STATED PROBLEM
Below is a block of records. Copy every line in it that contains the word "text".

PROVIDED ENTRIES
----------------------------------------

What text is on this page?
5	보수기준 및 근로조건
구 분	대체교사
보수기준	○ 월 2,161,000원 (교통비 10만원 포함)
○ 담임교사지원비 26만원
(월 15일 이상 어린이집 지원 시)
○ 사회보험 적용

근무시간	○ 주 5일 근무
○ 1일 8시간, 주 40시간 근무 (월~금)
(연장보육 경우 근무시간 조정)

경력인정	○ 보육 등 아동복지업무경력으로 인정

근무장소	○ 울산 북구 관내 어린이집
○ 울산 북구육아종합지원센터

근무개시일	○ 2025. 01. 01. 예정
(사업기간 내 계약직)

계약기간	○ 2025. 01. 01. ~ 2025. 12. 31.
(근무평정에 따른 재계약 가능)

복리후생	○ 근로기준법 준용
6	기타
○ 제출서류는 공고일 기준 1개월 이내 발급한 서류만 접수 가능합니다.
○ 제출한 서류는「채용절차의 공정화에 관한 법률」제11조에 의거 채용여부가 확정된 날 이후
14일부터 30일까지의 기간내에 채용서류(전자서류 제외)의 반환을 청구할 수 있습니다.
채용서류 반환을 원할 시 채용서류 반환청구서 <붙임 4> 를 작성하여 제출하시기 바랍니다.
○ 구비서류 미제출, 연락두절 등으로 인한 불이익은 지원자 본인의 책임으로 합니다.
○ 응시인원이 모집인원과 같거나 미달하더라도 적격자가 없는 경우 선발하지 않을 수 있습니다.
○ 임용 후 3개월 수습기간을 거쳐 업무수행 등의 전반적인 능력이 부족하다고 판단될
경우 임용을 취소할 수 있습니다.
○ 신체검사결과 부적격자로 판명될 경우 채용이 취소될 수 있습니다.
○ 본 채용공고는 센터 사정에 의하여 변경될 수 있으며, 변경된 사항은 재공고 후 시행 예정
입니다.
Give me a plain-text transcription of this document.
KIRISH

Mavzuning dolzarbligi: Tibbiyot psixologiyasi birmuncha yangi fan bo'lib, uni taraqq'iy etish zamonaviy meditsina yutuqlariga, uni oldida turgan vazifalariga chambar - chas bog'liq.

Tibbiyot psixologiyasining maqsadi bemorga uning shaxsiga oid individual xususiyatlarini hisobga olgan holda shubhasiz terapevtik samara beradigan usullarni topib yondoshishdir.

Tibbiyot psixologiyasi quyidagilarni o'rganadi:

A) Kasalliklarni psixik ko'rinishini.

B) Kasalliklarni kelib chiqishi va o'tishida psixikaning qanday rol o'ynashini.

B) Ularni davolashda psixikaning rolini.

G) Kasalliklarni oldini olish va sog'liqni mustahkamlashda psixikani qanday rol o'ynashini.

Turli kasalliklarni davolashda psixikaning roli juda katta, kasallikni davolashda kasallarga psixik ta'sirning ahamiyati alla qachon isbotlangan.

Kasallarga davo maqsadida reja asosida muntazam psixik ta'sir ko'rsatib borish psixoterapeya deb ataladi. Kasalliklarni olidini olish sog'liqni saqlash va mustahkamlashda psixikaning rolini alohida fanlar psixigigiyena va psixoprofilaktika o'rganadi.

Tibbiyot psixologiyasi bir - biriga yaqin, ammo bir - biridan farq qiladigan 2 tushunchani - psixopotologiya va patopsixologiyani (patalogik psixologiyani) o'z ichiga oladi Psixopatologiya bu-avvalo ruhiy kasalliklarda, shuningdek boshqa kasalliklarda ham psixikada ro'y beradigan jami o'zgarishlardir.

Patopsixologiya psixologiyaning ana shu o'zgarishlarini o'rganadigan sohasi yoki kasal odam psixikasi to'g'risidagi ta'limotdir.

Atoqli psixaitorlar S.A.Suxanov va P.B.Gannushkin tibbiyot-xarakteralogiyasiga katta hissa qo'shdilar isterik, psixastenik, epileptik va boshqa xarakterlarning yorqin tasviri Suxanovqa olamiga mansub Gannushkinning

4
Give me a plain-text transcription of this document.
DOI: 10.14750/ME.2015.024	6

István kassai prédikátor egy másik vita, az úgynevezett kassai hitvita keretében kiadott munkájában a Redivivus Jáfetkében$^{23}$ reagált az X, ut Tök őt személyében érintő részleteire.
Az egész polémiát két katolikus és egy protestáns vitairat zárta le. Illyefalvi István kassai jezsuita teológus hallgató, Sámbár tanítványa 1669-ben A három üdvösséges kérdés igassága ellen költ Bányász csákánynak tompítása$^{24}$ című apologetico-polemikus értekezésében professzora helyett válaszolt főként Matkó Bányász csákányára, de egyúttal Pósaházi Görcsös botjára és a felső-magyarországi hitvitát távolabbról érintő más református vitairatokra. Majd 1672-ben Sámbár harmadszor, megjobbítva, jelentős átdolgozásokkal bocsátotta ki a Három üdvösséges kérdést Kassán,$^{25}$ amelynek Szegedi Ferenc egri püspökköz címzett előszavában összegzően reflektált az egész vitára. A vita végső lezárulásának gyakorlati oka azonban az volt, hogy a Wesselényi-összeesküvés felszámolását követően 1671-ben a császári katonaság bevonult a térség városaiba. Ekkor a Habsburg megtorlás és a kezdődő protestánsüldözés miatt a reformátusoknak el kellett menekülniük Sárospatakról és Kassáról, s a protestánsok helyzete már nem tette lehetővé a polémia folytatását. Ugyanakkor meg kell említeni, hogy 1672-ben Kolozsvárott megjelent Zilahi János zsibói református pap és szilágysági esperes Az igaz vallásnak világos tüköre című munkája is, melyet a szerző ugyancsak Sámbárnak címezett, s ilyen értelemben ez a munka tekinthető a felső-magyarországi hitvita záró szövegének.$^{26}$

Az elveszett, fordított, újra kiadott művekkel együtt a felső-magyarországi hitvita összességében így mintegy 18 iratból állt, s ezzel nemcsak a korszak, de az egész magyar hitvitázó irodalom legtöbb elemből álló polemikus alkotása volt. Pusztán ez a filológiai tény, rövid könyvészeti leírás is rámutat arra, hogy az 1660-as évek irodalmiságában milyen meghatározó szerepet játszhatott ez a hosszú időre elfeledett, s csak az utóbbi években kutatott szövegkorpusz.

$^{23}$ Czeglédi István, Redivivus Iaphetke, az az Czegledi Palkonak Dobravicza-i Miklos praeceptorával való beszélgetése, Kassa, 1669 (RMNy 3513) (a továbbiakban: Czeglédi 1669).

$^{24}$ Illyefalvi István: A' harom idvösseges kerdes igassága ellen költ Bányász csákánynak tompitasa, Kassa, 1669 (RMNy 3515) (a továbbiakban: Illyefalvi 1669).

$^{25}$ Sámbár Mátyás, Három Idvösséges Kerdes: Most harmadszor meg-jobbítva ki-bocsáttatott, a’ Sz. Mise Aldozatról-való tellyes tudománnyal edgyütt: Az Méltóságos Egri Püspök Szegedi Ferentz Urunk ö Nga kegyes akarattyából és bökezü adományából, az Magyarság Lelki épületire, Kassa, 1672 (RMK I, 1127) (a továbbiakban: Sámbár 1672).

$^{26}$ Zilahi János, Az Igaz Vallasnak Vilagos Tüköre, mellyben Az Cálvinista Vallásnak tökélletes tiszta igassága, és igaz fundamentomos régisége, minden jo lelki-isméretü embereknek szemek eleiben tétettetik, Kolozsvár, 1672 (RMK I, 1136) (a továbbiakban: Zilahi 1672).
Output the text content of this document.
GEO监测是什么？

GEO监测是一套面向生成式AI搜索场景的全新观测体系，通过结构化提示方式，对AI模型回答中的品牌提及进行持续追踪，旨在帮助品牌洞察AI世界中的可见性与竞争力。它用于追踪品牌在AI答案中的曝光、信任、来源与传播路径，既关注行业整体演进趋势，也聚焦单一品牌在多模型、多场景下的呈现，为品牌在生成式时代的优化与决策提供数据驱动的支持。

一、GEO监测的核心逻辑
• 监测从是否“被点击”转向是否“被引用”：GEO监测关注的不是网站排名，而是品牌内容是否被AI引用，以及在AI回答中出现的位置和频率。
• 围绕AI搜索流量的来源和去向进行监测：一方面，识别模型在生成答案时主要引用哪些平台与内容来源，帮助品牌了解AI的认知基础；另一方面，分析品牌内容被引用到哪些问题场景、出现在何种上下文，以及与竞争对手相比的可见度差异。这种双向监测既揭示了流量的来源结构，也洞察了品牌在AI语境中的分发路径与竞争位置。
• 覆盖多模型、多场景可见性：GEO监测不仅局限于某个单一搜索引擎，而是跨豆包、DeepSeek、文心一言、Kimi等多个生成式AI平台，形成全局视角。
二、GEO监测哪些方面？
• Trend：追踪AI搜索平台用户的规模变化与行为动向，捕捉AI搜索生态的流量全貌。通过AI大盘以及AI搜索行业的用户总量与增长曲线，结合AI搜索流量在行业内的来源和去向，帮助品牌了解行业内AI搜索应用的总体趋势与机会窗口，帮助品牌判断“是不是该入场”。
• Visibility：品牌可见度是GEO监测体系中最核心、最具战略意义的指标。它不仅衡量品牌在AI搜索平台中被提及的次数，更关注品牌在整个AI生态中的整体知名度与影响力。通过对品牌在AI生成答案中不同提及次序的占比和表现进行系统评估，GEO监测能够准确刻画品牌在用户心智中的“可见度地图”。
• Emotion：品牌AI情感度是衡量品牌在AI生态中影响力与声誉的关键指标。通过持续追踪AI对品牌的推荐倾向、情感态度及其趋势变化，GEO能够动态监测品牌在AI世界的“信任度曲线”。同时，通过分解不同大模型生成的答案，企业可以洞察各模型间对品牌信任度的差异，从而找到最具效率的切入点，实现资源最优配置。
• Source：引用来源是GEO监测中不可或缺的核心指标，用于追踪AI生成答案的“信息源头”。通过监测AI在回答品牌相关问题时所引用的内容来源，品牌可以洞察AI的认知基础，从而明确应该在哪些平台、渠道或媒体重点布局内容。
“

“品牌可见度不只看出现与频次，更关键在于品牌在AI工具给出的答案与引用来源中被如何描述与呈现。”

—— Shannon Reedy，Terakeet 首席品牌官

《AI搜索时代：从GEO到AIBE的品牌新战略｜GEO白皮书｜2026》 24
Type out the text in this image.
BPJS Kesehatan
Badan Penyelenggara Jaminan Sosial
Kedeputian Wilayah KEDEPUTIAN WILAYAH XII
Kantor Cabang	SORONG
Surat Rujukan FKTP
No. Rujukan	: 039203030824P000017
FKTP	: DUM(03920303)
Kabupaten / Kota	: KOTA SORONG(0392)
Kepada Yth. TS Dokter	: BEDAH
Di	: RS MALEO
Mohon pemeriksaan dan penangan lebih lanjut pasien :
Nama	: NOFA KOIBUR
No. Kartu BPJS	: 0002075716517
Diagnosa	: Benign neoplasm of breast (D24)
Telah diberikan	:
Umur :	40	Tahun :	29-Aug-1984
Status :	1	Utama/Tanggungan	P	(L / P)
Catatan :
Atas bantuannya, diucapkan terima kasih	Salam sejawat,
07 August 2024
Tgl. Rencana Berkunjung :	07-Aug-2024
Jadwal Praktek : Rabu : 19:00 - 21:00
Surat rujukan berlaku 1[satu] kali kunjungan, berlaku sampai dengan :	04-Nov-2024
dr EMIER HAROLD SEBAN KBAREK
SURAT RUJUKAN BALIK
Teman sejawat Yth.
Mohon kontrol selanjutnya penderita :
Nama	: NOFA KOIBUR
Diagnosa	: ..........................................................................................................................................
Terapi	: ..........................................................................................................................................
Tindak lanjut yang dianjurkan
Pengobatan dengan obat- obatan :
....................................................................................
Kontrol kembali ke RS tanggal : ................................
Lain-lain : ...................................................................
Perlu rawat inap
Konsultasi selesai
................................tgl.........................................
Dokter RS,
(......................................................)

----------------------------------------

FINAL RESULT
What text is on this page?
Give me a plain-text transcription of this document.
Give me a plain-text transcription of this document.
Output the text content of this document.
Type out the text in this image.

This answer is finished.